-- Start --

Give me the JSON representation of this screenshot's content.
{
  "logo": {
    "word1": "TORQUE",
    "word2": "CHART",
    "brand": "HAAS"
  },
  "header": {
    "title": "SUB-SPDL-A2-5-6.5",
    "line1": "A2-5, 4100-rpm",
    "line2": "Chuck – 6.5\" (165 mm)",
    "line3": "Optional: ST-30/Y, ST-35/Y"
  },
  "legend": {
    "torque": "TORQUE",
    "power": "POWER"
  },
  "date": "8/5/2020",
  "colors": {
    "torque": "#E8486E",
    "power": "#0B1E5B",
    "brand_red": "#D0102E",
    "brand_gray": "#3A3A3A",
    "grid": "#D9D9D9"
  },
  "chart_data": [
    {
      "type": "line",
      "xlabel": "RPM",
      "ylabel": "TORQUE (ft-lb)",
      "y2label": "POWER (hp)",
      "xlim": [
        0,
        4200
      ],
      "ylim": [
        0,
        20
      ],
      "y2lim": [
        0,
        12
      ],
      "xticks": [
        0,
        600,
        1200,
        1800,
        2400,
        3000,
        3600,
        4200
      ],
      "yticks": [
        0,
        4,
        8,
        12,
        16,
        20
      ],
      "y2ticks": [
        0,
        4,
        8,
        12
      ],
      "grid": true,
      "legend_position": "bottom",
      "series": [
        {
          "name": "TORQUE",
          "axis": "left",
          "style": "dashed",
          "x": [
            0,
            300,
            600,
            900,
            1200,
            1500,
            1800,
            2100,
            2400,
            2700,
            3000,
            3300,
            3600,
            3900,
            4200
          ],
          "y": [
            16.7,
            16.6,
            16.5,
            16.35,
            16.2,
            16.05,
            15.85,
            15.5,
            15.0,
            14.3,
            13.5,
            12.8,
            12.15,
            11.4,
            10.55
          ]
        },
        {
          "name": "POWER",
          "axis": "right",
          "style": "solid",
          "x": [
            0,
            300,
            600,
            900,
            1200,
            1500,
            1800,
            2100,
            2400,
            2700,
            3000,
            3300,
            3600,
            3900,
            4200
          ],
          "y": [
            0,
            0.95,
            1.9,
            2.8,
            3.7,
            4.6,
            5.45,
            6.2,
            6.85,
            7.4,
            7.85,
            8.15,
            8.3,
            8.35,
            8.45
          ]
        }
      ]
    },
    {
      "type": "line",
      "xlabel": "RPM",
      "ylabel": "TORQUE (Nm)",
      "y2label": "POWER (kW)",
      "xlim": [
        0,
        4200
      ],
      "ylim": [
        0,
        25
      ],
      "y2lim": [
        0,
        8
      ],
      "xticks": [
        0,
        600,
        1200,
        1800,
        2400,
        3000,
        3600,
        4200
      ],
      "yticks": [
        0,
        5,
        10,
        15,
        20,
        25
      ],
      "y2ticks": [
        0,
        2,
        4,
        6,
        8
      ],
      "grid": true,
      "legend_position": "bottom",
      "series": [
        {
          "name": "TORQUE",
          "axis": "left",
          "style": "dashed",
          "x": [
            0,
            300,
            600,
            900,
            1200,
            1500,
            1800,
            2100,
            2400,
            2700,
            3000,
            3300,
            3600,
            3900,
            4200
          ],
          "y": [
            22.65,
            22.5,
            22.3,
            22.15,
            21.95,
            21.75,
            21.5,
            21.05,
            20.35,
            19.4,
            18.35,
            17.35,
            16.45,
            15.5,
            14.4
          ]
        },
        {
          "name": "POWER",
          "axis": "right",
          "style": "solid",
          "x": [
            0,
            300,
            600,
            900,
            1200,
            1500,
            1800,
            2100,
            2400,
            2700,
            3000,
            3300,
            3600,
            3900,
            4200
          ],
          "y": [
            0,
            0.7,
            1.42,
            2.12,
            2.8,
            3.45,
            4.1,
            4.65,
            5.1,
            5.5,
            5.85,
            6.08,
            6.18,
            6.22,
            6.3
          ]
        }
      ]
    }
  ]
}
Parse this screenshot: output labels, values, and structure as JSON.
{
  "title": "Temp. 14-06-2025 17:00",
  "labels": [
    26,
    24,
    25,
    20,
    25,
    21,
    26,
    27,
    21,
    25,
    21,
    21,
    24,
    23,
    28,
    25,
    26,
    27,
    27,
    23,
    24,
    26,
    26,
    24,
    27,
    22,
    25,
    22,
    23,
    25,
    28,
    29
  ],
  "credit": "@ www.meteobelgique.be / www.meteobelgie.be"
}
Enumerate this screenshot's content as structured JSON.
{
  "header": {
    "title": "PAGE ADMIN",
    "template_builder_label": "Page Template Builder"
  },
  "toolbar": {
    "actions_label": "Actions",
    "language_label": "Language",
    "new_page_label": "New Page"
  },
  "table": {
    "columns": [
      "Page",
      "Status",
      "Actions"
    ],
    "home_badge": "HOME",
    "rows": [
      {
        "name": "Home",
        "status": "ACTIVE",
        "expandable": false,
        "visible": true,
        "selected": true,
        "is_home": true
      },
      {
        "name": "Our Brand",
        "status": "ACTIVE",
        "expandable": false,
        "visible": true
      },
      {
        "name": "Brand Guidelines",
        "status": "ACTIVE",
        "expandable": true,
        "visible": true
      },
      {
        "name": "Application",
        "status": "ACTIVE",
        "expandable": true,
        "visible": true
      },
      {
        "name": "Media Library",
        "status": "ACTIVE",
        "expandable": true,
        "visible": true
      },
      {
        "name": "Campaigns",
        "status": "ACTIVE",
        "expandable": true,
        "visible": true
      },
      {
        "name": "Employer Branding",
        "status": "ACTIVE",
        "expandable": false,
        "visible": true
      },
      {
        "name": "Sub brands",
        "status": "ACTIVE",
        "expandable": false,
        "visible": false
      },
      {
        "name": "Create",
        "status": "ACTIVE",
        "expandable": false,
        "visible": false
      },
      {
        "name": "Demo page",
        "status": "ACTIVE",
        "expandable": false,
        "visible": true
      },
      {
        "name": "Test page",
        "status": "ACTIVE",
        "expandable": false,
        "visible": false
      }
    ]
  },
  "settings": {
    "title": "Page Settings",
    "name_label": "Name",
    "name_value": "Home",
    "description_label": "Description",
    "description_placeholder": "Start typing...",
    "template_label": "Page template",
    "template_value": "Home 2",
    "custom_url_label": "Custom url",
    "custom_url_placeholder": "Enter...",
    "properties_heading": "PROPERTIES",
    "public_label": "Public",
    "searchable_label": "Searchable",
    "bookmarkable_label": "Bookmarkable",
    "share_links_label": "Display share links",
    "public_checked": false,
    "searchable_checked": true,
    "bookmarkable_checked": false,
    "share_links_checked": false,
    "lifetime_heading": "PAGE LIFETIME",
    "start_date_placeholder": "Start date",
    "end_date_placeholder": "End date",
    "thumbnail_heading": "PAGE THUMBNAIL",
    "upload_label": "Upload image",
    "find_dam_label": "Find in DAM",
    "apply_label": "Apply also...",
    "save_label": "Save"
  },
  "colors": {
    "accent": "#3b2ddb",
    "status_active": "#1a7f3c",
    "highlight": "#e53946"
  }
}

-- End --

§ STATED TASK
Each line that has the word "JSON" should be copied.

§ TASK RESULT
Give me the JSON representation of this screenshot's content.
Parse this screenshot: output labels, values, and structure as JSON.
Enumerate this screenshot's content as structured JSON.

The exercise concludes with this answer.